▶ _Work to be completed_:
Update every one of the rows below by replacing "plot-border" with "plot-frame", leaving all other text unchanged.

■ ■ ■ ■ ■

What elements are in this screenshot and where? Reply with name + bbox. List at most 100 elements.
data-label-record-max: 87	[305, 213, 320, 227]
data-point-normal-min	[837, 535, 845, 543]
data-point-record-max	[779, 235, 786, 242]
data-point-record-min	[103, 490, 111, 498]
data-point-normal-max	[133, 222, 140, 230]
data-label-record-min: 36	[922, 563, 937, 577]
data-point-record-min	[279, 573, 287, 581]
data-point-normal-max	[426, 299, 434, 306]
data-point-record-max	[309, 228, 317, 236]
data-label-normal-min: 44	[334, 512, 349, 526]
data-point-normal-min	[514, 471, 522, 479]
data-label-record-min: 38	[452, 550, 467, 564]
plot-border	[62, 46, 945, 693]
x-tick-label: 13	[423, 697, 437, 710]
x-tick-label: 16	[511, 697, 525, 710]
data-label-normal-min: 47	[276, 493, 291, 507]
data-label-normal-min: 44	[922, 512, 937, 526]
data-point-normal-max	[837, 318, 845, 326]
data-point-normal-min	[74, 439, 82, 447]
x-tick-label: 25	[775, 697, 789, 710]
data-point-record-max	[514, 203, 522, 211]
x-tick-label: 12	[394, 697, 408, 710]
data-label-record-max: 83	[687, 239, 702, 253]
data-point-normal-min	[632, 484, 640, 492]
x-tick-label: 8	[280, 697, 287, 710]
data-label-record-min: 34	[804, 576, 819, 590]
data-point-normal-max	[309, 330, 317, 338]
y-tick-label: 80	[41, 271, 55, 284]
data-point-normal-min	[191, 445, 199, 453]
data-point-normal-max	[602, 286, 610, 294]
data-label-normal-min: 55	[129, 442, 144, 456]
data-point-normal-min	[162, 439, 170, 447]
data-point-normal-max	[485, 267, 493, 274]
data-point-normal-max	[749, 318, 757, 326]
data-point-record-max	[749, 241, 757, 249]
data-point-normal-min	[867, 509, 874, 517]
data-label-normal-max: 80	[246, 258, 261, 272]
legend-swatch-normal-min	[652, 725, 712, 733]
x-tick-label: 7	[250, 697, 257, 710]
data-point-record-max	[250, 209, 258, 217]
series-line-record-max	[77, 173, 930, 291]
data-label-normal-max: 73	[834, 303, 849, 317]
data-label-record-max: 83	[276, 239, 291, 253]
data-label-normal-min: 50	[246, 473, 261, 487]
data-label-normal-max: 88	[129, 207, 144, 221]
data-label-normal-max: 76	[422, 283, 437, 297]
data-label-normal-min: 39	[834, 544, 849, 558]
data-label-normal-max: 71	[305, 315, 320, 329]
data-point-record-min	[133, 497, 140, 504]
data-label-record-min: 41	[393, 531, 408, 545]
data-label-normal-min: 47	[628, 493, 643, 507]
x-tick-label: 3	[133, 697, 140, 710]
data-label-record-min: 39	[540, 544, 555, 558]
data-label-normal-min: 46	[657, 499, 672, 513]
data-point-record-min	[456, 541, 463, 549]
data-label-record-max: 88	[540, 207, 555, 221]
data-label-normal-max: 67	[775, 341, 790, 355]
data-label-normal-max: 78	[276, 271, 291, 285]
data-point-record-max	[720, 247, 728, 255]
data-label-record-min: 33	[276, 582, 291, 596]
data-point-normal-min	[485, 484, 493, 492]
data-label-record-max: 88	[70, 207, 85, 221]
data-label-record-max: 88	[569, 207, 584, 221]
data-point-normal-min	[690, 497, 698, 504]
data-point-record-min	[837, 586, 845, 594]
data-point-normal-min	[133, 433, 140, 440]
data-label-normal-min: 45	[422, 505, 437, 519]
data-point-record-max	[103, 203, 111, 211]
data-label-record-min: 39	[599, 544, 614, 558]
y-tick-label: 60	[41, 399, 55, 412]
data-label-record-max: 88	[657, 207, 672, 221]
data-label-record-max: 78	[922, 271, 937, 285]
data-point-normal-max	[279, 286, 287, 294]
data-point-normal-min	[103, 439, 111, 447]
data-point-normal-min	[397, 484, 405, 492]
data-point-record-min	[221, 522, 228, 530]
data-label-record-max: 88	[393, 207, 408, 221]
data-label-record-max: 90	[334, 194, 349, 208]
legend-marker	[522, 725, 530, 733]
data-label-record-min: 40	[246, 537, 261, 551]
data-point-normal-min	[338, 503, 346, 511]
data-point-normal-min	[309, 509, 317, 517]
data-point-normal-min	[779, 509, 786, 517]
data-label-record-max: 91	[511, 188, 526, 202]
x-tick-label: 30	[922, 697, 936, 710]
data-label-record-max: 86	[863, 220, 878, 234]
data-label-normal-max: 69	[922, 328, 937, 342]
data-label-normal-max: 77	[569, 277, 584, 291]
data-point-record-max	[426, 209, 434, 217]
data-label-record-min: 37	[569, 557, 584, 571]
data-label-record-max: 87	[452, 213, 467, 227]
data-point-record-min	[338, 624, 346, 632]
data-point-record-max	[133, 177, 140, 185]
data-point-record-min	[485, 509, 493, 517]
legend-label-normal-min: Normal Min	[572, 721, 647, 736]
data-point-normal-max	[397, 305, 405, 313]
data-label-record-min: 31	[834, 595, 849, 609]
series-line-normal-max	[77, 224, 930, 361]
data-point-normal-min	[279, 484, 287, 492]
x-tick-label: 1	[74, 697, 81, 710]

■ ■ ■ ■ ■

▶ _Problem solution_:
What elements are in this screenshot and where? Reply with name + bbox. List at most 100 elements.
data-label-record-max: 87	[305, 213, 320, 227]
data-point-normal-min	[837, 535, 845, 543]
data-point-record-max	[779, 235, 786, 242]
data-point-record-min	[103, 490, 111, 498]
data-point-normal-max	[133, 222, 140, 230]
data-label-record-min: 36	[922, 563, 937, 577]
data-point-record-min	[279, 573, 287, 581]
data-point-normal-max	[426, 299, 434, 306]
data-point-record-max	[309, 228, 317, 236]
data-label-normal-min: 44	[334, 512, 349, 526]
data-point-normal-min	[514, 471, 522, 479]
data-label-record-min: 38	[452, 550, 467, 564]
plot-frame	[62, 46, 945, 693]
x-tick-label: 13	[423, 697, 437, 710]
x-tick-label: 16	[511, 697, 525, 710]
data-label-normal-min: 47	[276, 493, 291, 507]
data-label-normal-min: 44	[922, 512, 937, 526]
data-point-normal-max	[837, 318, 845, 326]
data-point-normal-min	[74, 439, 82, 447]
x-tick-label: 25	[775, 697, 789, 710]
data-point-record-max	[514, 203, 522, 211]
x-tick-label: 12	[394, 697, 408, 710]
data-label-record-max: 83	[687, 239, 702, 253]
data-point-normal-min	[632, 484, 640, 492]
x-tick-label: 8	[280, 697, 287, 710]
data-label-record-min: 34	[804, 576, 819, 590]
data-point-normal-max	[309, 330, 317, 338]
y-tick-label: 80	[41, 271, 55, 284]
data-point-normal-min	[191, 445, 199, 453]
data-point-normal-max	[602, 286, 610, 294]
data-label-normal-min: 55	[129, 442, 144, 456]
data-point-normal-min	[162, 439, 170, 447]
data-point-normal-max	[485, 267, 493, 274]
data-point-normal-max	[749, 318, 757, 326]
data-point-record-max	[749, 241, 757, 249]
data-point-normal-min	[867, 509, 874, 517]
data-label-normal-max: 80	[246, 258, 261, 272]
legend-swatch-normal-min	[652, 725, 712, 733]
x-tick-label: 7	[250, 697, 257, 710]
data-point-record-max	[250, 209, 258, 217]
series-line-record-max	[77, 173, 930, 291]
data-label-normal-max: 73	[834, 303, 849, 317]
data-label-record-max: 83	[276, 239, 291, 253]
data-label-normal-min: 50	[246, 473, 261, 487]
data-label-normal-max: 88	[129, 207, 144, 221]
data-label-normal-max: 76	[422, 283, 437, 297]
data-label-normal-min: 39	[834, 544, 849, 558]
data-label-normal-max: 71	[305, 315, 320, 329]
data-point-record-min	[133, 497, 140, 504]
data-label-record-min: 41	[393, 531, 408, 545]
data-label-normal-min: 47	[628, 493, 643, 507]
x-tick-label: 3	[133, 697, 140, 710]
data-label-record-min: 39	[540, 544, 555, 558]
data-label-normal-min: 46	[657, 499, 672, 513]
data-point-record-min	[456, 541, 463, 549]
data-label-record-max: 88	[540, 207, 555, 221]
data-label-normal-max: 67	[775, 341, 790, 355]
data-label-normal-max: 78	[276, 271, 291, 285]
data-point-record-max	[720, 247, 728, 255]
data-label-record-min: 33	[276, 582, 291, 596]
data-point-normal-min	[485, 484, 493, 492]
data-label-record-max: 88	[70, 207, 85, 221]
data-label-record-max: 88	[569, 207, 584, 221]
data-point-normal-min	[690, 497, 698, 504]
data-point-record-min	[837, 586, 845, 594]
data-point-normal-min	[133, 433, 140, 440]
data-label-normal-min: 45	[422, 505, 437, 519]
data-point-record-max	[103, 203, 111, 211]
data-label-record-min: 39	[599, 544, 614, 558]
y-tick-label: 60	[41, 399, 55, 412]
data-label-record-max: 88	[657, 207, 672, 221]
data-label-record-max: 78	[922, 271, 937, 285]
data-point-normal-max	[279, 286, 287, 294]
data-point-normal-min	[103, 439, 111, 447]
data-point-normal-min	[397, 484, 405, 492]
data-point-record-min	[221, 522, 228, 530]
data-label-record-max: 88	[393, 207, 408, 221]
data-label-record-max: 90	[334, 194, 349, 208]
legend-marker	[522, 725, 530, 733]
data-label-record-min: 40	[246, 537, 261, 551]
data-point-normal-min	[338, 503, 346, 511]
data-point-normal-min	[309, 509, 317, 517]
data-point-normal-min	[779, 509, 786, 517]
data-label-record-max: 91	[511, 188, 526, 202]
x-tick-label: 30	[922, 697, 936, 710]
data-label-record-max: 86	[863, 220, 878, 234]
data-label-normal-max: 69	[922, 328, 937, 342]
data-label-normal-max: 77	[569, 277, 584, 291]
data-point-record-max	[426, 209, 434, 217]
data-label-record-min: 37	[569, 557, 584, 571]
data-label-record-max: 87	[452, 213, 467, 227]
data-point-record-min	[338, 624, 346, 632]
data-point-record-max	[133, 177, 140, 185]
data-point-record-min	[485, 509, 493, 517]
legend-label-normal-min: Normal Min	[572, 721, 647, 736]
data-point-normal-max	[397, 305, 405, 313]
data-label-record-min: 31	[834, 595, 849, 609]
series-line-normal-max	[77, 224, 930, 361]
data-point-normal-min	[279, 484, 287, 492]
x-tick-label: 1	[74, 697, 81, 710]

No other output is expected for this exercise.